PROBLEM REQUIREMENTS - Determine which lines contain the word "What", then copy those lines.

____________

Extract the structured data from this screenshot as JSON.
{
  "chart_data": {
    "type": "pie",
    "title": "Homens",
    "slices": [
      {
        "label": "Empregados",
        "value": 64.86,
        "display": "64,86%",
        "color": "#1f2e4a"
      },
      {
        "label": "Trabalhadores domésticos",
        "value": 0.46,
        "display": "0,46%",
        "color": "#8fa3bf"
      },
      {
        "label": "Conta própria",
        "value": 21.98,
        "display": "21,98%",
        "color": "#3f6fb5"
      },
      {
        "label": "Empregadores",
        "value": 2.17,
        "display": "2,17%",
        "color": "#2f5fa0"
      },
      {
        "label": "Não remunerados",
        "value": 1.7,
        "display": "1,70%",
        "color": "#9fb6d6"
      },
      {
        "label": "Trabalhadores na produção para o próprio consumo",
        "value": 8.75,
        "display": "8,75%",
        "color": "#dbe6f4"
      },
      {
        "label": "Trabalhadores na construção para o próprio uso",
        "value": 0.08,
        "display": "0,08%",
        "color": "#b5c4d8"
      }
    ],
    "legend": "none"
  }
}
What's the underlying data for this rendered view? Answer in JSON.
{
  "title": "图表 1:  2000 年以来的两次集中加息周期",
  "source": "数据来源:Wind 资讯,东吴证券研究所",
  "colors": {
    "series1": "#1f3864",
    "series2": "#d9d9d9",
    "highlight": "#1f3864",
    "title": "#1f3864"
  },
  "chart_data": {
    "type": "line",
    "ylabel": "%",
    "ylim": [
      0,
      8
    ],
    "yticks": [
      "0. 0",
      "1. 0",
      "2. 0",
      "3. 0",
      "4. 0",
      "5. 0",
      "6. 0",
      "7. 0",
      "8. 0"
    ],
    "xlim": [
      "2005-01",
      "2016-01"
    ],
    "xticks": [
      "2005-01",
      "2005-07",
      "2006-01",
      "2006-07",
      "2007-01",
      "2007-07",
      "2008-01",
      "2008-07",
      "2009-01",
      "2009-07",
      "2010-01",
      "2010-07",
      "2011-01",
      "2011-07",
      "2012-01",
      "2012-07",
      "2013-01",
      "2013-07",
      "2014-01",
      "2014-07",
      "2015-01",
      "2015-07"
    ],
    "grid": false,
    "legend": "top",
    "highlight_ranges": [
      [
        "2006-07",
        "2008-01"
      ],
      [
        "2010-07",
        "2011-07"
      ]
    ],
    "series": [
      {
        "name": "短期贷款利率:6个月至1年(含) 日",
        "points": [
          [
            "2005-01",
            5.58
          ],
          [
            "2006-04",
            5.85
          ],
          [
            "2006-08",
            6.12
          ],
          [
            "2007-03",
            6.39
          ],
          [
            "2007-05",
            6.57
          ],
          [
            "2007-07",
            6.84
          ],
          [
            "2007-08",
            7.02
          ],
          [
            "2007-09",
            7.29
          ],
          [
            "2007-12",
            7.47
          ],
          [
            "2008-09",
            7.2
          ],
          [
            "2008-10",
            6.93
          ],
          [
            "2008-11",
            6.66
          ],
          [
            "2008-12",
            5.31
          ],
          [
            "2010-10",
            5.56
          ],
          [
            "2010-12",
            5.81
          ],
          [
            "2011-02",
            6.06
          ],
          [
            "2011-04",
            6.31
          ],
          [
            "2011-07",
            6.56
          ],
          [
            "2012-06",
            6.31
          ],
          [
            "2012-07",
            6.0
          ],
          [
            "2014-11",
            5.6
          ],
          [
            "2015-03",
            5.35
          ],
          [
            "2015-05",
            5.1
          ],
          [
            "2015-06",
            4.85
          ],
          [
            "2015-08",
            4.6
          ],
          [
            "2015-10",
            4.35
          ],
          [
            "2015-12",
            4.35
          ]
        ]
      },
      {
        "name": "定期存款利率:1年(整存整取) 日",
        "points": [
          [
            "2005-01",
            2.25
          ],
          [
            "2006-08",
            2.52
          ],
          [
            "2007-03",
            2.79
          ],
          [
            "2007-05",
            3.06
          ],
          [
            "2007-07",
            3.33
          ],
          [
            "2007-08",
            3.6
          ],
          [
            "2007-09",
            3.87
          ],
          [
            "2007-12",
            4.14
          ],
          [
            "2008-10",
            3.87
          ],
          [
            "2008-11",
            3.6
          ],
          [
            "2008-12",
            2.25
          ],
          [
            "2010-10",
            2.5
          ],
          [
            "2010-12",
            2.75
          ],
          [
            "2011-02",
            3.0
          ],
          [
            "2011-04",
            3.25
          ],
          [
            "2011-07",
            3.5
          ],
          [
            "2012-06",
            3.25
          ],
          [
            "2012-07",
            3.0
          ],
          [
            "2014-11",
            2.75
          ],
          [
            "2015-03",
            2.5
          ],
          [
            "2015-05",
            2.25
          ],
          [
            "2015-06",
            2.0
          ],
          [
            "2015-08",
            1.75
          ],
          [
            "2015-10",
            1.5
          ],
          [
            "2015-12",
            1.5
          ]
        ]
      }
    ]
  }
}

____________

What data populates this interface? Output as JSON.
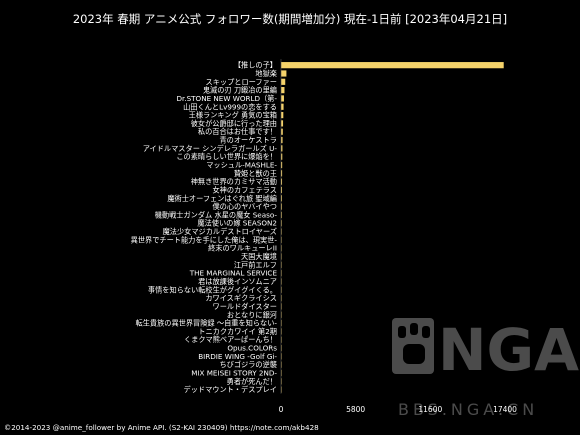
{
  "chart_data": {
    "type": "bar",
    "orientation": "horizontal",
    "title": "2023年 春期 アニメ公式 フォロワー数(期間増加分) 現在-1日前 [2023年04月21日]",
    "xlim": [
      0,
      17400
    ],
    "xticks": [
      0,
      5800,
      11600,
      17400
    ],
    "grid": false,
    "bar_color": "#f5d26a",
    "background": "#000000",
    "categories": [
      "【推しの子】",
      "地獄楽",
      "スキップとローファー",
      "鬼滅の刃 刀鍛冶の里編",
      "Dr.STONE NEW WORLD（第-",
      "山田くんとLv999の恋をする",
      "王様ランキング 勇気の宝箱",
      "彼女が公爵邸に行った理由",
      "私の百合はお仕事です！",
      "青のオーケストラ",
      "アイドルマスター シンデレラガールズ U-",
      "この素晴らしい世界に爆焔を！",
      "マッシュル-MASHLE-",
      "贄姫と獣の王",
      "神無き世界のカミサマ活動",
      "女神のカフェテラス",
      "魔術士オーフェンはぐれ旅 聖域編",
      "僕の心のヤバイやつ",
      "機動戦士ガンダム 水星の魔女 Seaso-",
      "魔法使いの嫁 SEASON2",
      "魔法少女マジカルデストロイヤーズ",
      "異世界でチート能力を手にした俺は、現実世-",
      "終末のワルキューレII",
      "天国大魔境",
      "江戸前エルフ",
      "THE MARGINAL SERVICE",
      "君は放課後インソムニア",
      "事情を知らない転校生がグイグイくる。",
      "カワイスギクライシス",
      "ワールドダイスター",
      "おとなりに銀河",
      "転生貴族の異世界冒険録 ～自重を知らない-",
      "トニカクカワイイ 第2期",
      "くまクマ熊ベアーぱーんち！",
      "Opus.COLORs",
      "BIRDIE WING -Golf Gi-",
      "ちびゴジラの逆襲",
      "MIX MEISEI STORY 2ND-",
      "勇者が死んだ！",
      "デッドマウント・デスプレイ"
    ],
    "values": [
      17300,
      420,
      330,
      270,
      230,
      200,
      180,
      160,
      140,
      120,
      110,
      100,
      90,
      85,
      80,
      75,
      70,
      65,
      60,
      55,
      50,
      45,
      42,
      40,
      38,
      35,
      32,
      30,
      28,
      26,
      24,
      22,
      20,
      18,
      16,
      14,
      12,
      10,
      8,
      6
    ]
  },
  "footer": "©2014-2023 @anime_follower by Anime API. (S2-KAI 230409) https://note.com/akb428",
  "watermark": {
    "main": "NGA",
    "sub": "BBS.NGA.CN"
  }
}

____________

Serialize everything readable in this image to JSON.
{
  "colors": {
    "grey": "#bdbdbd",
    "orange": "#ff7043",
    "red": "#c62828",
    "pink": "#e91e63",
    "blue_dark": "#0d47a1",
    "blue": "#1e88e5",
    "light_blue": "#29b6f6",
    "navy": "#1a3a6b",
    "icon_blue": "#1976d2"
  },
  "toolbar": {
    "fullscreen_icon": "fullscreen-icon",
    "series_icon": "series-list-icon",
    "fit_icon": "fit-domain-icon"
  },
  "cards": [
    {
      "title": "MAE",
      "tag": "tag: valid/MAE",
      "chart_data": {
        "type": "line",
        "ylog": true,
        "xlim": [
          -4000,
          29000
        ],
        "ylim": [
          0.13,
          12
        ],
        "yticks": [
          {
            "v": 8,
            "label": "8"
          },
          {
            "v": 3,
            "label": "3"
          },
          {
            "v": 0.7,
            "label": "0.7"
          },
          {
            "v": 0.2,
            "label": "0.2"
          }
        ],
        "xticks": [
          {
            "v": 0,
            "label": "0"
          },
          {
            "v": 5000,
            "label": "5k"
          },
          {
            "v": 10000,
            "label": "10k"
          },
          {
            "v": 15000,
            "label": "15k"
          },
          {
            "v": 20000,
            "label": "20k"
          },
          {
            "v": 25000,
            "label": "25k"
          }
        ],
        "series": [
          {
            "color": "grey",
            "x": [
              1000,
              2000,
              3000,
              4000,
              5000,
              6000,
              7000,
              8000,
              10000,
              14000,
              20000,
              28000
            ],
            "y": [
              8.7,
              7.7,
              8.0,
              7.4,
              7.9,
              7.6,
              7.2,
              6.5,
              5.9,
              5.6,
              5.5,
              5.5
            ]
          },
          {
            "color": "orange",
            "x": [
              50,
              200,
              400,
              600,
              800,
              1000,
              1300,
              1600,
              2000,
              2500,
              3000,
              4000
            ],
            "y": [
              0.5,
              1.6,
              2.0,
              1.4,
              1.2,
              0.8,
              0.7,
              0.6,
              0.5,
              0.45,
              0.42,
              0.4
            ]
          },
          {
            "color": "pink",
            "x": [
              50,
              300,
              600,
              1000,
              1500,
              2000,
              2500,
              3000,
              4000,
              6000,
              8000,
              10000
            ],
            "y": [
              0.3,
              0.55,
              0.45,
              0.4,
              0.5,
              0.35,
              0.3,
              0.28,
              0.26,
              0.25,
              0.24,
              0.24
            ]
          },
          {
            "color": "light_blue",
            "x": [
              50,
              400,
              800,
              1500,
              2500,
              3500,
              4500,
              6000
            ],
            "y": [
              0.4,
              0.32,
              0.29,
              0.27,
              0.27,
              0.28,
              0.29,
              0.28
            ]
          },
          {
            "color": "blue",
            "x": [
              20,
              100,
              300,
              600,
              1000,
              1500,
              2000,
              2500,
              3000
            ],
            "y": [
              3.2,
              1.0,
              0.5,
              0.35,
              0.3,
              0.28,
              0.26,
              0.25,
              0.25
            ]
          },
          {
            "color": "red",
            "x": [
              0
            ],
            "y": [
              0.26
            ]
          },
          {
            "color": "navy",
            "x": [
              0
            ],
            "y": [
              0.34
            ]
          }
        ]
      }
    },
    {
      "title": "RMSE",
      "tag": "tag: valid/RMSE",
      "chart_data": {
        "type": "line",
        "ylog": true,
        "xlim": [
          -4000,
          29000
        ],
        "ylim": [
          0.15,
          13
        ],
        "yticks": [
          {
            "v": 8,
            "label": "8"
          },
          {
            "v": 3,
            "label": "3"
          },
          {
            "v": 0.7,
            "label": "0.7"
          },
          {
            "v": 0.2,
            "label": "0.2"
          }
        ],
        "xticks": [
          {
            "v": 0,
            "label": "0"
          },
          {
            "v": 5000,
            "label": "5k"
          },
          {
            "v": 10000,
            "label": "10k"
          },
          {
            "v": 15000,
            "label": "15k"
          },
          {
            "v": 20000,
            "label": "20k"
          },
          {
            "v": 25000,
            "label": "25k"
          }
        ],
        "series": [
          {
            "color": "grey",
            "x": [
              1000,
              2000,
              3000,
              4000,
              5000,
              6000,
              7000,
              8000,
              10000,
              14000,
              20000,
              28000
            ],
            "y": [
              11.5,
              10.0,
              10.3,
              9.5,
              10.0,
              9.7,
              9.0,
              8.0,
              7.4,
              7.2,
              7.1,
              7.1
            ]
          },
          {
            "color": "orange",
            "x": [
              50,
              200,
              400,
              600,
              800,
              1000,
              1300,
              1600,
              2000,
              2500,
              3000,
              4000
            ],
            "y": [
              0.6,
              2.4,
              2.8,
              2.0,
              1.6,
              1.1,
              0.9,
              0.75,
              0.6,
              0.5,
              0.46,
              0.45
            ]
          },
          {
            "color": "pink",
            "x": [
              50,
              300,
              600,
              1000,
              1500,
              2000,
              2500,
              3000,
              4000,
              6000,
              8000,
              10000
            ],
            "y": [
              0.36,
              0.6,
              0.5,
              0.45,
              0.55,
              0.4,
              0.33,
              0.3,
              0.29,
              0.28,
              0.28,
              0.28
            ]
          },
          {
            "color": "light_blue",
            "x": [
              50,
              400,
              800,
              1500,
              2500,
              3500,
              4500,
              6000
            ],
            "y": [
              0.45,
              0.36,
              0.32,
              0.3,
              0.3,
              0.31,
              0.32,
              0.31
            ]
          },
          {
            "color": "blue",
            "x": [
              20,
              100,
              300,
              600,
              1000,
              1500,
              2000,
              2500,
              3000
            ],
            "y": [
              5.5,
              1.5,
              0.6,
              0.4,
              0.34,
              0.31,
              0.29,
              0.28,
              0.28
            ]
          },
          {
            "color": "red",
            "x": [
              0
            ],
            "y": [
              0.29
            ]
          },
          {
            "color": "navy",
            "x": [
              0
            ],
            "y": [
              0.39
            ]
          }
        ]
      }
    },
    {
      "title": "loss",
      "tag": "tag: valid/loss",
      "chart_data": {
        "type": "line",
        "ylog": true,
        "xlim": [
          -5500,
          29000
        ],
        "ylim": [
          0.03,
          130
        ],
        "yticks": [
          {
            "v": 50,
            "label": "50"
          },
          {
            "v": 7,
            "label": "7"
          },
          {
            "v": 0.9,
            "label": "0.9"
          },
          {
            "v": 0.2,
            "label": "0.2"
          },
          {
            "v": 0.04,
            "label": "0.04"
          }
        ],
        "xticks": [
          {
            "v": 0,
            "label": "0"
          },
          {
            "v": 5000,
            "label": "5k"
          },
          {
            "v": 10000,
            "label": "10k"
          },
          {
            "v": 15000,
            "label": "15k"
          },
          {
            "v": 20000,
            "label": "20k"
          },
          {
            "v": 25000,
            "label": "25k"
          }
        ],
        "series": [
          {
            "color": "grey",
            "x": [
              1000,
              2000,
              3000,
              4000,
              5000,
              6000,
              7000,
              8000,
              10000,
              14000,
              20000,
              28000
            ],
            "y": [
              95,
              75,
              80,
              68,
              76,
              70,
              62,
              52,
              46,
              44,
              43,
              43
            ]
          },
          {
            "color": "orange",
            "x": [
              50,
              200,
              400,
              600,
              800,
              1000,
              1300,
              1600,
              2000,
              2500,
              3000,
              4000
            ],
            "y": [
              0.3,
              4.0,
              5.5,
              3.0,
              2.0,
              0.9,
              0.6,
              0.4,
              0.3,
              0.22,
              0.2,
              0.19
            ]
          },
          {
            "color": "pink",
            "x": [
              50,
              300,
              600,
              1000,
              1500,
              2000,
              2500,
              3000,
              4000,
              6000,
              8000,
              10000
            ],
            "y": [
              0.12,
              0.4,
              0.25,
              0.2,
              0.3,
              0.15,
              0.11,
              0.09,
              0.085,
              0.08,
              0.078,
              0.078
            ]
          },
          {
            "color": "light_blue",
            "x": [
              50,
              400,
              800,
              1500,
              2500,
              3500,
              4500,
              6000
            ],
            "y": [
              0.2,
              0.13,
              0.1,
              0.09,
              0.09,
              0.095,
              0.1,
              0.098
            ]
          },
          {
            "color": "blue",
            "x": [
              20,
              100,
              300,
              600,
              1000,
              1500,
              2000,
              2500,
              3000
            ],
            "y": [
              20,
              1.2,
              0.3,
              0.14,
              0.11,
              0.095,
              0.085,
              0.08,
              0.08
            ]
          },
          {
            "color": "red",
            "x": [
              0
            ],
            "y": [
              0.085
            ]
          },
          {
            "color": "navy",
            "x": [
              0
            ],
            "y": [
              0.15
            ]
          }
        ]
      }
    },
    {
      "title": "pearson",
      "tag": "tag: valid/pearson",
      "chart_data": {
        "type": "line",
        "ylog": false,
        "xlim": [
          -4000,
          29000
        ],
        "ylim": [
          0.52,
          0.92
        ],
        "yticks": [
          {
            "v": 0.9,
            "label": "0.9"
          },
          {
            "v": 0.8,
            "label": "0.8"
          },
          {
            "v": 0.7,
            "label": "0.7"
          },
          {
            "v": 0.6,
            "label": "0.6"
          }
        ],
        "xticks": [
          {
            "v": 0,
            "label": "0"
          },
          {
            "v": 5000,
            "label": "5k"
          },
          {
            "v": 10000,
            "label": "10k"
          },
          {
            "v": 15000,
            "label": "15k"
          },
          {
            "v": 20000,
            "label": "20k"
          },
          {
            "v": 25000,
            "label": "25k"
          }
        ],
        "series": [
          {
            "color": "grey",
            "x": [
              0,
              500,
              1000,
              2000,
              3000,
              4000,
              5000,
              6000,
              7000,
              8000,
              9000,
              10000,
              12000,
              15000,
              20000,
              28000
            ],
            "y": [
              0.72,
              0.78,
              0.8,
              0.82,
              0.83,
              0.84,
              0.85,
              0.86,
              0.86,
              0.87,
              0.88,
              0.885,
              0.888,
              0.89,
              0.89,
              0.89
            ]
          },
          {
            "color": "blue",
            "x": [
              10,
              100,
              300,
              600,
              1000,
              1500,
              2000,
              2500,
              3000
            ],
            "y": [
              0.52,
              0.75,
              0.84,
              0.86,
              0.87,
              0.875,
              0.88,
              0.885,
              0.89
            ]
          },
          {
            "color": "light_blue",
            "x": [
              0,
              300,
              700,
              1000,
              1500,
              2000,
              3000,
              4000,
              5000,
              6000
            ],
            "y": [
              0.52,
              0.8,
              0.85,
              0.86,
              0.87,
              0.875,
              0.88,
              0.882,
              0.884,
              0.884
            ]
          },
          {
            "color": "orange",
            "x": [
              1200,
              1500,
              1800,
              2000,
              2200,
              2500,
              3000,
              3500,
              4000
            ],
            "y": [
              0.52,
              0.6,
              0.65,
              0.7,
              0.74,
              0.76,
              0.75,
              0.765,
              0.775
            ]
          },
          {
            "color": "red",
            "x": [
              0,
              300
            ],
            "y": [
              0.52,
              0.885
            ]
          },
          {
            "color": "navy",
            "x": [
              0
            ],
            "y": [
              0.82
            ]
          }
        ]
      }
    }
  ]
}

____________

ANSWER TO THE EXERCISE -
What's the underlying data for this rendered view? Answer in JSON.
What data populates this interface? Output as JSON.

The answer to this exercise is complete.